┌──

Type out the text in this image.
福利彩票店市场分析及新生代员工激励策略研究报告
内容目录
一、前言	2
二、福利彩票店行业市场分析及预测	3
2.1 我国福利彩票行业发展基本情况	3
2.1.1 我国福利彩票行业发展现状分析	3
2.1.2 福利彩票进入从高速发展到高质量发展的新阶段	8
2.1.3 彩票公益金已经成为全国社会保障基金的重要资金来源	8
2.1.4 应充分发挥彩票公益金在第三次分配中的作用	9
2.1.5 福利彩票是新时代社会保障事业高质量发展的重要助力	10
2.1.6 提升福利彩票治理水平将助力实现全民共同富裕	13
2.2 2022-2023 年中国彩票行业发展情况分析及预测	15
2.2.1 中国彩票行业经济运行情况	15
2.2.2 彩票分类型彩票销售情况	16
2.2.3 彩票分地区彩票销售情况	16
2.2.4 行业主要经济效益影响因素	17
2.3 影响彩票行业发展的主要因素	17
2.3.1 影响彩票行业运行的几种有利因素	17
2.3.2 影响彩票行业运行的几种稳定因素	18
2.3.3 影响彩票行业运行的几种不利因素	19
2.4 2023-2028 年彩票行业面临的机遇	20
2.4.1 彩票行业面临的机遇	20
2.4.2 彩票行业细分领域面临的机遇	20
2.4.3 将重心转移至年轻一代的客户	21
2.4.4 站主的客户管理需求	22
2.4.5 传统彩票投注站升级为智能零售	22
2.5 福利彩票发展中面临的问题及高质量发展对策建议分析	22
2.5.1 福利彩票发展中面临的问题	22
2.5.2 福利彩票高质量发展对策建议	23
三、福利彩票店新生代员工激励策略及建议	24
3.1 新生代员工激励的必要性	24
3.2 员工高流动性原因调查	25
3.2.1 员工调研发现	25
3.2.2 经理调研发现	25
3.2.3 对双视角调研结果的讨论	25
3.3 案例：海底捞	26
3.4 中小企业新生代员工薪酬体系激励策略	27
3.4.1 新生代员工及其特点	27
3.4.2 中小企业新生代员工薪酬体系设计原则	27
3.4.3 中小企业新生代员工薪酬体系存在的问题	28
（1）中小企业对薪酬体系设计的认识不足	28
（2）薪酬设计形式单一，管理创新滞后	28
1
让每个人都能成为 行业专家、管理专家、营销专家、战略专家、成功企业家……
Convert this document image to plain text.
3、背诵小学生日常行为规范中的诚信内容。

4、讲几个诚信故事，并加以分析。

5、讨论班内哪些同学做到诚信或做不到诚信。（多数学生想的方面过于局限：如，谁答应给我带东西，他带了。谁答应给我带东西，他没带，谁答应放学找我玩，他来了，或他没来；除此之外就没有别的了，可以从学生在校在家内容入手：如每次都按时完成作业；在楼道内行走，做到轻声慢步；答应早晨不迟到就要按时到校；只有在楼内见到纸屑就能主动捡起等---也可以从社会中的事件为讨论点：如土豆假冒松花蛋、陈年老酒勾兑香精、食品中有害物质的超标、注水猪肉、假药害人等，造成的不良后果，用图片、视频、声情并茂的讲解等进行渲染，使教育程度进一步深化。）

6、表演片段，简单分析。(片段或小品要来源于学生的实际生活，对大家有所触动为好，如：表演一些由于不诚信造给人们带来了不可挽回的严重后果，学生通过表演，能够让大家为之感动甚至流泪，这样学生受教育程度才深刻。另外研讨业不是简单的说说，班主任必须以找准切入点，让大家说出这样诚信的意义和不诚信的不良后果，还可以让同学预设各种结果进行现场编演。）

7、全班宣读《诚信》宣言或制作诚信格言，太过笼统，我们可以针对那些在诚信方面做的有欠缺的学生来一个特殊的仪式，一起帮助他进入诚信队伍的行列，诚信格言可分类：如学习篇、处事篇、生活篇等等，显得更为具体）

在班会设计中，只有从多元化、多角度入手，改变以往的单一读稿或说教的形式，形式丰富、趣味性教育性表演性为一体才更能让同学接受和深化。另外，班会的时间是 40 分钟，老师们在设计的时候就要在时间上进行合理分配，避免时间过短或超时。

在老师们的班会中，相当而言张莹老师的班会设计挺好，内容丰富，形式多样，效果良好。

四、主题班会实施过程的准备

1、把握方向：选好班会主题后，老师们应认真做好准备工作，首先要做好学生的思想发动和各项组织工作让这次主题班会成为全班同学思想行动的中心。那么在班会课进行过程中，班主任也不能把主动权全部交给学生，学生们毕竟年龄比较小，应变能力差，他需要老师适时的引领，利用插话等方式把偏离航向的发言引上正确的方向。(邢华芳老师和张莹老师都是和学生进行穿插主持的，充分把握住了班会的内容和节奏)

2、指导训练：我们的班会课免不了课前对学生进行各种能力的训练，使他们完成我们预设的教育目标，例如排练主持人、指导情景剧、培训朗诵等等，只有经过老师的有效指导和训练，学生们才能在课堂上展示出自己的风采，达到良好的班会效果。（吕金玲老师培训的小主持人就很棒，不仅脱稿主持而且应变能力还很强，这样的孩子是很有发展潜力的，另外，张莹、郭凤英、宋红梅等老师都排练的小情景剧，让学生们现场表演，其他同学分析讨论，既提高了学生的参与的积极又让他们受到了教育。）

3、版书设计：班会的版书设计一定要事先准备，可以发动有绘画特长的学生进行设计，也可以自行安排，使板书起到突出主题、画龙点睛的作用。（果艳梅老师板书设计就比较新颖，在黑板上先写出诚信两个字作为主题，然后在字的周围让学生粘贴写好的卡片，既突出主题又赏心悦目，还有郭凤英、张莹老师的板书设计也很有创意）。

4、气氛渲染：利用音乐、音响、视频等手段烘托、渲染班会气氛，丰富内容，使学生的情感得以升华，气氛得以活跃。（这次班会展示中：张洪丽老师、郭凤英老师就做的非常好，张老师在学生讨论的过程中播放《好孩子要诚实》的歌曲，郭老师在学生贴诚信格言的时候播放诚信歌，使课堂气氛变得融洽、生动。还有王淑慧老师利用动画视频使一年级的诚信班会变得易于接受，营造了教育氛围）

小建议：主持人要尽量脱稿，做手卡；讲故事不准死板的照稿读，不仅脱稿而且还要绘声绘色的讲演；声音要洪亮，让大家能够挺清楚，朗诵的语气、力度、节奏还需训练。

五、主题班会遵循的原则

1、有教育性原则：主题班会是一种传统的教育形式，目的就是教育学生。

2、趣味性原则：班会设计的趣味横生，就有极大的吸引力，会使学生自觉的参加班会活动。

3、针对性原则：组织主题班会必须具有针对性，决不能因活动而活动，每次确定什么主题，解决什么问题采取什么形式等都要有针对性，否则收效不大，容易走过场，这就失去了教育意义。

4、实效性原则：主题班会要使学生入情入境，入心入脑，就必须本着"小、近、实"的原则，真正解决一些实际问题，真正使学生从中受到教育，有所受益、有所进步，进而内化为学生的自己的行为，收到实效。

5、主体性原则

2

└──

Copy all of the data. Keep every word exactly as it is.

- _RESULT OF THIS TASK_:
Type out the text in this image.
福利彩票店市场分析及新生代员工激励策略研究报告
内容目录
一、前言	2
二、福利彩票店行业市场分析及预测	3
2.1 我国福利彩票行业发展基本情况	3
2.1.1 我国福利彩票行业发展现状分析	3
2.1.2 福利彩票进入从高速发展到高质量发展的新阶段	8
2.1.3 彩票公益金已经成为全国社会保障基金的重要资金来源	8
2.1.4 应充分发挥彩票公益金在第三次分配中的作用	9
2.1.5 福利彩票是新时代社会保障事业高质量发展的重要助力	10
2.1.6 提升福利彩票治理水平将助力实现全民共同富裕	13
2.2 2022-2023 年中国彩票行业发展情况分析及预测	15
2.2.1 中国彩票行业经济运行情况	15
2.2.2 彩票分类型彩票销售情况	16
2.2.3 彩票分地区彩票销售情况	16
2.2.4 行业主要经济效益影响因素	17
2.3 影响彩票行业发展的主要因素	17
2.3.1 影响彩票行业运行的几种有利因素	17
2.3.2 影响彩票行业运行的几种稳定因素	18
2.3.3 影响彩票行业运行的几种不利因素	19
2.4 2023-2028 年彩票行业面临的机遇	20
2.4.1 彩票行业面临的机遇	20
2.4.2 彩票行业细分领域面临的机遇	20
2.4.3 将重心转移至年轻一代的客户	21
2.4.4 站主的客户管理需求	22
2.4.5 传统彩票投注站升级为智能零售	22
2.5 福利彩票发展中面临的问题及高质量发展对策建议分析	22
2.5.1 福利彩票发展中面临的问题	22
2.5.2 福利彩票高质量发展对策建议	23
三、福利彩票店新生代员工激励策略及建议	24
3.1 新生代员工激励的必要性	24
3.2 员工高流动性原因调查	25
3.2.1 员工调研发现	25
3.2.2 经理调研发现	25
3.2.3 对双视角调研结果的讨论	25
3.3 案例：海底捞	26
3.4 中小企业新生代员工薪酬体系激励策略	27
3.4.1 新生代员工及其特点	27
3.4.2 中小企业新生代员工薪酬体系设计原则	27
3.4.3 中小企业新生代员工薪酬体系存在的问题	28
（1）中小企业对薪酬体系设计的认识不足	28
（2）薪酬设计形式单一，管理创新滞后	28
1
让每个人都能成为 行业专家、管理专家、营销专家、战略专家、成功企业家……
Convert this document image to plain text.
3、背诵小学生日常行为规范中的诚信内容。

4、讲几个诚信故事，并加以分析。

5、讨论班内哪些同学做到诚信或做不到诚信。（多数学生想的方面过于局限：如，谁答应给我带东西，他带了。谁答应给我带东西，他没带，谁答应放学找我玩，他来了，或他没来；除此之外就没有别的了，可以从学生在校在家内容入手：如每次都按时完成作业；在楼道内行走，做到轻声慢步；答应早晨不迟到就要按时到校；只有在楼内见到纸屑就能主动捡起等---也可以从社会中的事件为讨论点：如土豆假冒松花蛋、陈年老酒勾兑香精、食品中有害物质的超标、注水猪肉、假药害人等，造成的不良后果，用图片、视频、声情并茂的讲解等进行渲染，使教育程度进一步深化。）

6、表演片段，简单分析。(片段或小品要来源于学生的实际生活，对大家有所触动为好，如：表演一些由于不诚信造给人们带来了不可挽回的严重后果，学生通过表演，能够让大家为之感动甚至流泪，这样学生受教育程度才深刻。另外研讨业不是简单的说说，班主任必须以找准切入点，让大家说出这样诚信的意义和不诚信的不良后果，还可以让同学预设各种结果进行现场编演。）

7、全班宣读《诚信》宣言或制作诚信格言，太过笼统，我们可以针对那些在诚信方面做的有欠缺的学生来一个特殊的仪式，一起帮助他进入诚信队伍的行列，诚信格言可分类：如学习篇、处事篇、生活篇等等，显得更为具体）

在班会设计中，只有从多元化、多角度入手，改变以往的单一读稿或说教的形式，形式丰富、趣味性教育性表演性为一体才更能让同学接受和深化。另外，班会的时间是 40 分钟，老师们在设计的时候就要在时间上进行合理分配，避免时间过短或超时。

在老师们的班会中，相当而言张莹老师的班会设计挺好，内容丰富，形式多样，效果良好。

四、主题班会实施过程的准备

1、把握方向：选好班会主题后，老师们应认真做好准备工作，首先要做好学生的思想发动和各项组织工作让这次主题班会成为全班同学思想行动的中心。那么在班会课进行过程中，班主任也不能把主动权全部交给学生，学生们毕竟年龄比较小，应变能力差，他需要老师适时的引领，利用插话等方式把偏离航向的发言引上正确的方向。(邢华芳老师和张莹老师都是和学生进行穿插主持的，充分把握住了班会的内容和节奏)

2、指导训练：我们的班会课免不了课前对学生进行各种能力的训练，使他们完成我们预设的教育目标，例如排练主持人、指导情景剧、培训朗诵等等，只有经过老师的有效指导和训练，学生们才能在课堂上展示出自己的风采，达到良好的班会效果。（吕金玲老师培训的小主持人就很棒，不仅脱稿主持而且应变能力还很强，这样的孩子是很有发展潜力的，另外，张莹、郭凤英、宋红梅等老师都排练的小情景剧，让学生们现场表演，其他同学分析讨论，既提高了学生的参与的积极又让他们受到了教育。）

3、版书设计：班会的版书设计一定要事先准备，可以发动有绘画特长的学生进行设计，也可以自行安排，使板书起到突出主题、画龙点睛的作用。（果艳梅老师板书设计就比较新颖，在黑板上先写出诚信两个字作为主题，然后在字的周围让学生粘贴写好的卡片，既突出主题又赏心悦目，还有郭凤英、张莹老师的板书设计也很有创意）。

4、气氛渲染：利用音乐、音响、视频等手段烘托、渲染班会气氛，丰富内容，使学生的情感得以升华，气氛得以活跃。（这次班会展示中：张洪丽老师、郭凤英老师就做的非常好，张老师在学生讨论的过程中播放《好孩子要诚实》的歌曲，郭老师在学生贴诚信格言的时候播放诚信歌，使课堂气氛变得融洽、生动。还有王淑慧老师利用动画视频使一年级的诚信班会变得易于接受，营造了教育氛围）

小建议：主持人要尽量脱稿，做手卡；讲故事不准死板的照稿读，不仅脱稿而且还要绘声绘色的讲演；声音要洪亮，让大家能够挺清楚，朗诵的语气、力度、节奏还需训练。

五、主题班会遵循的原则

1、有教育性原则：主题班会是一种传统的教育形式，目的就是教育学生。

2、趣味性原则：班会设计的趣味横生，就有极大的吸引力，会使学生自觉的参加班会活动。

3、针对性原则：组织主题班会必须具有针对性，决不能因活动而活动，每次确定什么主题，解决什么问题采取什么形式等都要有针对性，否则收效不大，容易走过场，这就失去了教育意义。

4、实效性原则：主题班会要使学生入情入境，入心入脑，就必须本着"小、近、实"的原则，真正解决一些实际问题，真正使学生从中受到教育，有所受益、有所进步，进而内化为学生的自己的行为，收到实效。

5、主体性原则

2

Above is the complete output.